Testo da leggere:
Come avevamo preannunciato, completiamo la rievocazione del processo rivoluzionario del Maggio francese con la testimonianza di un operaio della Renault di Billancourt, una delle più grandi fabbriche occupate nel 1968, militante di una delle organizzazioni trotskiste protagoniste di quel periodo.
Il testo è stato pubblicato nel n. 119, maggio 2018, della rivista Convergences révolutionnaires, pubblicata dalla Fraction L’Étincelle, tendenza del Nouveau Parti Anticapitaliste (Npa).
Buona lettura.
La redazione
Lo sciopero alla Renault‑Billancourt
Il racconto di un protagonista
Michel [*]
Nel 1968, lo stabilimento di Renault-Billancourt aveva 35.000 dipendenti. Si estendeva su settantacinque ettari. Un bel giardino! Il centro della fabbrica era l’Isola Seguin, un’isola di undici ettari e un chilometro di lunghezza nel mezzo della Senna. Questo era il mio posto di lavoro.

La fabbrica Renault sull’Isola Seguin, Boulogne-Billancourt
Anche prima dello sciopero c’era un’atmosfera speciale, come del resto ovunque. Perché noi, al turno di notte, a volte sentivamo il rumore delle granate. Penso che fosse la Senna a portarlo. E tra i miei compagni il clima stava cambiando: seguivano da lontano l’attualità, ma dicevano “merda, che stiamo aspettando?”, perché da quando gli studenti stavano lottando, non c’era ragione di starsene con le mani in mano.
Poi c’era stato il famoso sciopero del 13 maggio, uno sciopero generale che era riuscito bene. Era stato convocato dai sindacati. L’abbiamo fatto insieme a tutti gli altri. Niente era stato previsto per il dopo.
Il 14 maggio i lavoratori di Sud‑Aviation, a Nantes, erano scesi in sciopero. Non ne avevamo parlato molto in fabbrica, ma quando il giorno dopo abbiamo saputo che anche in Renault‑Cléon stavano scioperando, la cosa si fece più interessante perché si trattava di compagni di lotta. E, il 16 maggio, si diceva che fosse successo qualcosa in Place Nationale, uno degli ingressi principali della fabbrica. Erano giovani della Federazione degli Studenti Rivoluzionari, un’organizzazione giovanile di uno dei gruppi trotskisti[1], giunti nella pausa pranzo. Dalla fine dell’isola dove lavoravamo, per attraversarla da un capo all’altro e poi prendere il ponte c’erano da percorrere quasi due chilometri. Così, facemmo una riunione in quello che una volta si chiamava il “viale del treno”, perché un tempo c’era un treno che portava lì i componenti da montare. Ed era lì, un po’ fuori dallo stabilimento, che avevamo l’abitudine di riunirci quando c’era qualcosa di cui discutere. Ci siamo incontrati e abbiamo detto: “che facciamo?”.

Consegna:
Secondo il racconto sullo sciopero alla Renault-Billancourt, quanti dipendenti aveva lo stabilimento nel 1968?

Righe di dati:
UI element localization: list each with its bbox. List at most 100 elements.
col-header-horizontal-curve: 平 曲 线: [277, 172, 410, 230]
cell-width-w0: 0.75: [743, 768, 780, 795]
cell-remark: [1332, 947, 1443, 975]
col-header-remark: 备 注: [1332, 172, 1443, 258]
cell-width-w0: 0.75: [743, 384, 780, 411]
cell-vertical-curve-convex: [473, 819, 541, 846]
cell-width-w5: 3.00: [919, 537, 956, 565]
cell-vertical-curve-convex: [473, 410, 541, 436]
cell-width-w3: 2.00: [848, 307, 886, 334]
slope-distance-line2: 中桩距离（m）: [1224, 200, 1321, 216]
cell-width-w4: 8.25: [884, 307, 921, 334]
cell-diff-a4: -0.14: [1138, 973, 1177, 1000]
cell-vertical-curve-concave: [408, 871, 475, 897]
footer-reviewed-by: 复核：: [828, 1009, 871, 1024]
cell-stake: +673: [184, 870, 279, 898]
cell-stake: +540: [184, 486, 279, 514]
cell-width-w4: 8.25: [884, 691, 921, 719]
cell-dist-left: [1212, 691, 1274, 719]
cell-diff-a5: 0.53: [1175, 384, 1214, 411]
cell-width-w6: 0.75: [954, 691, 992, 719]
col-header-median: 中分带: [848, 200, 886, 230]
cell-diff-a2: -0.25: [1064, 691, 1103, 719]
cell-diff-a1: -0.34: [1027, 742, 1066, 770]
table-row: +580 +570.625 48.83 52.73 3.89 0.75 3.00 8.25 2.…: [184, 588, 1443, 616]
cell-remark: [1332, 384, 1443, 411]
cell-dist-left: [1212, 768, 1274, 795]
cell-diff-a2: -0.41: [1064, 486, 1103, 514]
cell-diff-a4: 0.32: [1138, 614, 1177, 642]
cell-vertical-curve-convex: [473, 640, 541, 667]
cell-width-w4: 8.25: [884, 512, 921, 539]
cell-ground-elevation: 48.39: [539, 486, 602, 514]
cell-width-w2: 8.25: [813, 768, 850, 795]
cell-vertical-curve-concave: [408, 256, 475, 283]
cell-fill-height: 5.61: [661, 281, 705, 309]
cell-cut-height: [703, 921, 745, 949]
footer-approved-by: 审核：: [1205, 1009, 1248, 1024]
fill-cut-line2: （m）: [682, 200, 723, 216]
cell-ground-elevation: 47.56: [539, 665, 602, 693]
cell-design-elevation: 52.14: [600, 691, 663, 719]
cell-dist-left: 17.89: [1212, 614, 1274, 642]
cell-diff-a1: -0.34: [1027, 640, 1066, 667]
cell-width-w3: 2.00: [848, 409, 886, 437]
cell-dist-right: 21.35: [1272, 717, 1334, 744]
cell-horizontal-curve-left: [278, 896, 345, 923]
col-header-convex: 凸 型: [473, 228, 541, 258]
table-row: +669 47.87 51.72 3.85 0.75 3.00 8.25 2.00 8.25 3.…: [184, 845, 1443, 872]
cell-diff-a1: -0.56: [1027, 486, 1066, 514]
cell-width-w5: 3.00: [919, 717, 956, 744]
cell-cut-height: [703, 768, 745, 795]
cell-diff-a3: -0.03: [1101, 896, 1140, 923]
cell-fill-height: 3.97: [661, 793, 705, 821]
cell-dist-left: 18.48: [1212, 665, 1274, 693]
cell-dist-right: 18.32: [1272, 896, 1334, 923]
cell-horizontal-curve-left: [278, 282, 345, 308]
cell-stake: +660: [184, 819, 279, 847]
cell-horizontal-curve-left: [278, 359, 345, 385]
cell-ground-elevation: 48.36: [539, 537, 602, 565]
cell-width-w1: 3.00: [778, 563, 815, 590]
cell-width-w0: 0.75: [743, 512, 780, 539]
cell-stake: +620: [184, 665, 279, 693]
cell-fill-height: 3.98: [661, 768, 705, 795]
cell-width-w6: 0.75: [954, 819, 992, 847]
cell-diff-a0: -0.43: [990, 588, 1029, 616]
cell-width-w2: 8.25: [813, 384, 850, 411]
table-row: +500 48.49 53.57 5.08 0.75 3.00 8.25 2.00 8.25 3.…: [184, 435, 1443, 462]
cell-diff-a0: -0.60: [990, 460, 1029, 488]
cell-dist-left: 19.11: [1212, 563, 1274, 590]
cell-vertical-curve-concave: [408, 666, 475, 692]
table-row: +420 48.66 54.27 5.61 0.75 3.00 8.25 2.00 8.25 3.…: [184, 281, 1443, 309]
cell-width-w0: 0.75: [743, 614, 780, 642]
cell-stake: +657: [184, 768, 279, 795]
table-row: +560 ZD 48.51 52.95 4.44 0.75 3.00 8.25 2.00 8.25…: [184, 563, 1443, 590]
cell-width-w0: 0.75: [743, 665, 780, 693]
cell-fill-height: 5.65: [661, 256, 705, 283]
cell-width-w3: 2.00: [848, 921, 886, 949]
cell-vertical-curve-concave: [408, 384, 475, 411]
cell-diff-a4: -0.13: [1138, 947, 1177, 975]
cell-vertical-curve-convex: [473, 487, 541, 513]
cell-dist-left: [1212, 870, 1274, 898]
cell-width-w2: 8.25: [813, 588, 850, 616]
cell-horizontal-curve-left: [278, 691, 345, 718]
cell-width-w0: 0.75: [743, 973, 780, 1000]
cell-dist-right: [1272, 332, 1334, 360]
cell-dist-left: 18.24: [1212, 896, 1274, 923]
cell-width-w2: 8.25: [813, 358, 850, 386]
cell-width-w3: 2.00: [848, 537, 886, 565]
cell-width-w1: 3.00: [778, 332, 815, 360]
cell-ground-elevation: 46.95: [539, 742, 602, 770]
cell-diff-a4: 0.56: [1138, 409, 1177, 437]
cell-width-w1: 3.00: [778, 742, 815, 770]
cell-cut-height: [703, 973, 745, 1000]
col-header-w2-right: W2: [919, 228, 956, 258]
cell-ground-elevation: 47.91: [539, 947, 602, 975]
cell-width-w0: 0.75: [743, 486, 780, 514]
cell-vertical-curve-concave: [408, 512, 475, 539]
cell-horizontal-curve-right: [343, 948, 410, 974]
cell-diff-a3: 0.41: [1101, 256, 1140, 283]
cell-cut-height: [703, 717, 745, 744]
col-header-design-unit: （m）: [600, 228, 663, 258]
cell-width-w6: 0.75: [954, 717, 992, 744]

Risposta:
35.000 dipendenti.